▶ [What this task involves]: Reproduce all of the data that follows, character for character.

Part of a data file
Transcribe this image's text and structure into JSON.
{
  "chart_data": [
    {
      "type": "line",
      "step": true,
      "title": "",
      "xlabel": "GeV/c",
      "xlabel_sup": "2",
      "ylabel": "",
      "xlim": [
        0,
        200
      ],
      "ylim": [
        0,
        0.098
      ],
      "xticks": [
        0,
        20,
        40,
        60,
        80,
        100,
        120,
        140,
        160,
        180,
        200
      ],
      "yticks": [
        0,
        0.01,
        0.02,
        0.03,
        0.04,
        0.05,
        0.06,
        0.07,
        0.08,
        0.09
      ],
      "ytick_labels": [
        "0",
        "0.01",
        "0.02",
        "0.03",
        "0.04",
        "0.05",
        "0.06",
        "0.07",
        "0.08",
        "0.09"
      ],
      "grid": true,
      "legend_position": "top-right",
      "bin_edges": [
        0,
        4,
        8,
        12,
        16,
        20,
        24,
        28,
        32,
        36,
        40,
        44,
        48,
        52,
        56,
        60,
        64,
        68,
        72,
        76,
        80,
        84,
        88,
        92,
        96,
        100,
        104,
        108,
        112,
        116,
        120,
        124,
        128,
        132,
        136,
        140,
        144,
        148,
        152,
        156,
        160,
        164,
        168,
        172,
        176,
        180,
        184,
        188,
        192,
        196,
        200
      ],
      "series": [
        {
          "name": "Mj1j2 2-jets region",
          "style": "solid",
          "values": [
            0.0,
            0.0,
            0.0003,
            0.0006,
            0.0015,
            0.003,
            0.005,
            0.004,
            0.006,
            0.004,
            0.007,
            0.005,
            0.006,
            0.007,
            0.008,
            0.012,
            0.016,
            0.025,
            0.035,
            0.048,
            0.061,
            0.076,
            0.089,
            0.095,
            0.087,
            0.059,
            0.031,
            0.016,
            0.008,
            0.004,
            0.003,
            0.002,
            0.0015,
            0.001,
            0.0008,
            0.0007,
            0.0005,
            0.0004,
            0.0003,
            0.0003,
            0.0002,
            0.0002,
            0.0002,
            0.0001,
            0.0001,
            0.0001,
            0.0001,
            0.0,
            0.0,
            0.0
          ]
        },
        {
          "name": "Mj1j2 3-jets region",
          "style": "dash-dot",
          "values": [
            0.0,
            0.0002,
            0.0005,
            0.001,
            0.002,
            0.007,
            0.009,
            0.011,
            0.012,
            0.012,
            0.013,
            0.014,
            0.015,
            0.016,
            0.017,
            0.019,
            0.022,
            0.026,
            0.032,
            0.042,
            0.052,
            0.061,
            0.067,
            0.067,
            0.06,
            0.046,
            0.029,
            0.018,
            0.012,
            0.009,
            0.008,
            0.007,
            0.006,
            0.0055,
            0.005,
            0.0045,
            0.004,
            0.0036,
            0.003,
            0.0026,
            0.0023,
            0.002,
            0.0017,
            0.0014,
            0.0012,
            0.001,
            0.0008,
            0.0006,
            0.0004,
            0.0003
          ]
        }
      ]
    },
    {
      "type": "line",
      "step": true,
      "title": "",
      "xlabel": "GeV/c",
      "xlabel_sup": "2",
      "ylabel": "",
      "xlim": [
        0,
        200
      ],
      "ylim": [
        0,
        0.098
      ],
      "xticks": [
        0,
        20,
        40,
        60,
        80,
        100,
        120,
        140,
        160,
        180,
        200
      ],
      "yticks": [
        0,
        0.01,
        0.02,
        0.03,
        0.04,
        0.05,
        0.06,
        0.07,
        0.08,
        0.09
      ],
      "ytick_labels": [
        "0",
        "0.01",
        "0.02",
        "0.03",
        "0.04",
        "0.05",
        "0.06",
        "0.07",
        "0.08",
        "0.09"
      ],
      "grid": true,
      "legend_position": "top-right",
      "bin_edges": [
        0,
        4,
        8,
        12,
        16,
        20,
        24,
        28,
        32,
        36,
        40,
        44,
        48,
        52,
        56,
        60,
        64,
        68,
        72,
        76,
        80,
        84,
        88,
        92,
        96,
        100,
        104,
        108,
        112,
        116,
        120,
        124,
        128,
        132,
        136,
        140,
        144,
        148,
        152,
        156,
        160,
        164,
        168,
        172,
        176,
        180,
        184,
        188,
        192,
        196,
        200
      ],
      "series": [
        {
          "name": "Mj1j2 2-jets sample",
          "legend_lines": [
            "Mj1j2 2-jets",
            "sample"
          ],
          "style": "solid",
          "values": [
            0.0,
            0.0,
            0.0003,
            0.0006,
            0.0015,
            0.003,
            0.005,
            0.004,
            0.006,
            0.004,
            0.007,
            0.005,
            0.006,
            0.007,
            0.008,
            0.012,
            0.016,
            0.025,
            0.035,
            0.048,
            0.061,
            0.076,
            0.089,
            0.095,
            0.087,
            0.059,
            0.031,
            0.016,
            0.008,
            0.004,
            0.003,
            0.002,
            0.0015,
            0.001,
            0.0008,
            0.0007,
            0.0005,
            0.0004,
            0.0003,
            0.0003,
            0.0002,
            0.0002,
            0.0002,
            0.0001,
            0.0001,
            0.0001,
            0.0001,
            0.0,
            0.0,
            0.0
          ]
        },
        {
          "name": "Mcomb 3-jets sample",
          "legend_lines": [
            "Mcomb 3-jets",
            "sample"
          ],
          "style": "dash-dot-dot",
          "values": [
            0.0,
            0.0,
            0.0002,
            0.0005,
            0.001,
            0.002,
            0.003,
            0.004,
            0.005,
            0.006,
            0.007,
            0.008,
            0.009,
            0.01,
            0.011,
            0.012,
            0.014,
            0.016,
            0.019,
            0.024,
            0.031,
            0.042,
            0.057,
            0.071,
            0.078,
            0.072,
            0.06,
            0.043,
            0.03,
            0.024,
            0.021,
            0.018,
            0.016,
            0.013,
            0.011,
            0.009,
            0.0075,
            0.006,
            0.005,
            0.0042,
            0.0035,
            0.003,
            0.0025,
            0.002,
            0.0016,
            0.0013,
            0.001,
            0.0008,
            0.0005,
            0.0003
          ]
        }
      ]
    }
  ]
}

▶ [Written reply]:
Transcribe this image's text and structure into JSON.
{
  "chart_data": [
    {
      "type": "line",
      "step": true,
      "title": "",
      "xlabel": "GeV/c",
      "xlabel_sup": "2",
      "ylabel": "",
      "xlim": [
        0,
        200
      ],
      "ylim": [
        0,
        0.098
      ],
      "xticks": [
        0,
        20,
        40,
        60,
        80,
        100,
        120,
        140,
        160,
        180,
        200
      ],
      "yticks": [
        0,
        0.01,
        0.02,
        0.03,
        0.04,
        0.05,
        0.06,
        0.07,
        0.08,
        0.09
      ],
      "ytick_labels": [
        "0",
        "0.01",
        "0.02",
        "0.03",
        "0.04",
        "0.05",
        "0.06",
        "0.07",
        "0.08",
        "0.09"
      ],
      "grid": true,
      "legend_position": "top-right",
      "bin_edges": [
        0,
        4,
        8,
        12,
        16,
        20,
        24,
        28,
        32,
        36,
        40,
        44,
        48,
        52,
        56,
        60,
        64,
        68,
        72,
        76,
        80,
        84,
        88,
        92,
        96,
        100,
        104,
        108,
        112,
        116,
        120,
        124,
        128,
        132,
        136,
        140,
        144,
        148,
        152,
        156,
        160,
        164,
        168,
        172,
        176,
        180,
        184,
        188,
        192,
        196,
        200
      ],
      "series": [
        {
          "name": "Mj1j2 2-jets region",
          "style": "solid",
          "values": [
            0.0,
            0.0,
            0.0003,
            0.0006,
            0.0015,
            0.003,
            0.005,
            0.004,
            0.006,
            0.004,
            0.007,
            0.005,
            0.006,
            0.007,
            0.008,
            0.012,
            0.016,
            0.025,
            0.035,
            0.048,
            0.061,
            0.076,
            0.089,
            0.095,
            0.087,
            0.059,
            0.031,
            0.016,
            0.008,
            0.004,
            0.003,
            0.002,
            0.0015,
            0.001,
            0.0008,
            0.0007,
            0.0005,
            0.0004,
            0.0003,
            0.0003,
            0.0002,
            0.0002,
            0.0002,
            0.0001,
            0.0001,
            0.0001,
            0.0001,
            0.0,
            0.0,
            0.0
          ]
        },
        {
          "name": "Mj1j2 3-jets region",
          "style": "dash-dot",
          "values": [
            0.0,
            0.0002,
            0.0005,
            0.001,
            0.002,
            0.007,
            0.009,
            0.011,
            0.012,
            0.012,
            0.013,
            0.014,
            0.015,
            0.016,
            0.017,
            0.019,
            0.022,
            0.026,
            0.032,
            0.042,
            0.052,
            0.061,
            0.067,
            0.067,
            0.06,
            0.046,
            0.029,
            0.018,
            0.012,
            0.009,
            0.008,
            0.007,
            0.006,
            0.0055,
            0.005,
            0.0045,
            0.004,
            0.0036,
            0.003,
            0.0026,
            0.0023,
            0.002,
            0.0017,
            0.0014,
            0.0012,
            0.001,
            0.0008,
            0.0006,
            0.0004,
            0.0003
          ]
        }
      ]
    },
    {
      "type": "line",
      "step": true,
      "title": "",
      "xlabel": "GeV/c",
      "xlabel_sup": "2",
      "ylabel": "",
      "xlim": [
        0,
        200
      ],
      "ylim": [
        0,
        0.098
      ],
      "xticks": [
        0,
        20,
        40,
        60,
        80,
        100,
        120,
        140,
        160,
        180,
        200
      ],
      "yticks": [
        0,
        0.01,
        0.02,
        0.03,
        0.04,
        0.05,
        0.06,
        0.07,
        0.08,
        0.09
      ],
      "ytick_labels": [
        "0",
        "0.01",
        "0.02",
        "0.03",
        "0.04",
        "0.05",
        "0.06",
        "0.07",
        "0.08",
        "0.09"
      ],
      "grid": true,
      "legend_position": "top-right",
      "bin_edges": [
        0,
        4,
        8,
        12,
        16,
        20,
        24,
        28,
        32,
        36,
        40,
        44,
        48,
        52,
        56,
        60,
        64,
        68,
        72,
        76,
        80,
        84,
        88,
        92,
        96,
        100,
        104,
        108,
        112,
        116,
        120,
        124,
        128,
        132,
        136,
        140,
        144,
        148,
        152,
        156,
        160,
        164,
        168,
        172,
        176,
        180,
        184,
        188,
        192,
        196,
        200
      ],
      "series": [
        {
          "name": "Mj1j2 2-jets sample",
          "legend_lines": [
            "Mj1j2 2-jets",
            "sample"
          ],
          "style": "solid",
          "values": [
            0.0,
            0.0,
            0.0003,
            0.0006,
            0.0015,
            0.003,
            0.005,
            0.004,
            0.006,
            0.004,
            0.007,
            0.005,
            0.006,
            0.007,
            0.008,
            0.012,
            0.016,
            0.025,
            0.035,
            0.048,
            0.061,
            0.076,
            0.089,
            0.095,
            0.087,
            0.059,
            0.031,
            0.016,
            0.008,
            0.004,
            0.003,
            0.002,
            0.0015,
            0.001,
            0.0008,
            0.0007,
            0.0005,
            0.0004,
            0.0003,
            0.0003,
            0.0002,
            0.0002,
            0.0002,
            0.0001,
            0.0001,
            0.0001,
            0.0001,
            0.0,
            0.0,
            0.0
          ]
        },
        {
          "name": "Mcomb 3-jets sample",
          "legend_lines": [
            "Mcomb 3-jets",
            "sample"
          ],
          "style": "dash-dot-dot",
          "values": [
            0.0,
            0.0,
            0.0002,
            0.0005,
            0.001,
            0.002,
            0.003,
            0.004,
            0.005,
            0.006,
            0.007,
            0.008,
            0.009,
            0.01,
            0.011,
            0.012,
            0.014,
            0.016,
            0.019,
            0.024,
            0.031,
            0.042,
            0.057,
            0.071,
            0.078,
            0.072,
            0.06,
            0.043,
            0.03,
            0.024,
            0.021,
            0.018,
            0.016,
            0.013,
            0.011,
            0.009,
            0.0075,
            0.006,
            0.005,
            0.0042,
            0.0035,
            0.003,
            0.0025,
            0.002,
            0.0016,
            0.0013,
            0.001,
            0.0008,
            0.0005,
            0.0003
          ]
        }
      ]
    }
  ]
}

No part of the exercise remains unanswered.